The input -
********************
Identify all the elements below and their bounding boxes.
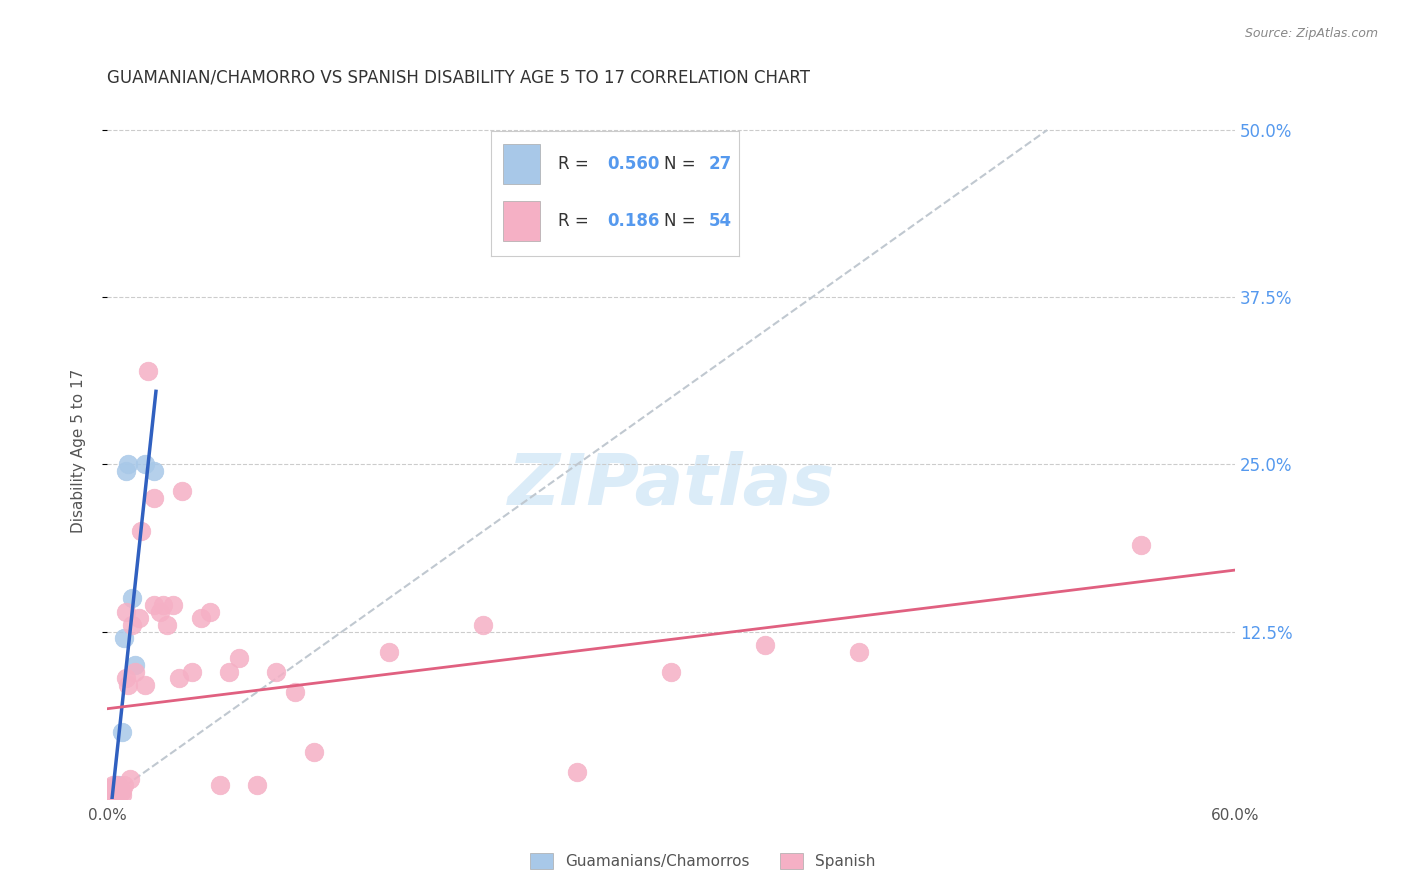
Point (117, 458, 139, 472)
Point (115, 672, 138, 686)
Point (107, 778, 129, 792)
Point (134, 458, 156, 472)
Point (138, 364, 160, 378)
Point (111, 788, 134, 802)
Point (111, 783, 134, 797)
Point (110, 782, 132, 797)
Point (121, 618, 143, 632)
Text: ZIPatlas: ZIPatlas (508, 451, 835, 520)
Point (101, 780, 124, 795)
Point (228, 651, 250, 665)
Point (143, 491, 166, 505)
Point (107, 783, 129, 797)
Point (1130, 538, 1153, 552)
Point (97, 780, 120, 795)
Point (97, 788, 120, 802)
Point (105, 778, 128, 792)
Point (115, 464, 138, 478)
********************
Problem to work on - Copy out the lines above without any change, from the line with "Point (117, 458, 139, 472)" up to and including the line with "Text: ZIPatlas: ZIPatlas (508, 451, 835, 520)".

Result for this exercise -
Point (117, 458, 139, 472)
Point (115, 672, 138, 686)
Point (107, 778, 129, 792)
Point (134, 458, 156, 472)
Point (138, 364, 160, 378)
Point (111, 788, 134, 802)
Point (111, 783, 134, 797)
Point (110, 782, 132, 797)
Point (121, 618, 143, 632)
Text: ZIPatlas: ZIPatlas (508, 451, 835, 520)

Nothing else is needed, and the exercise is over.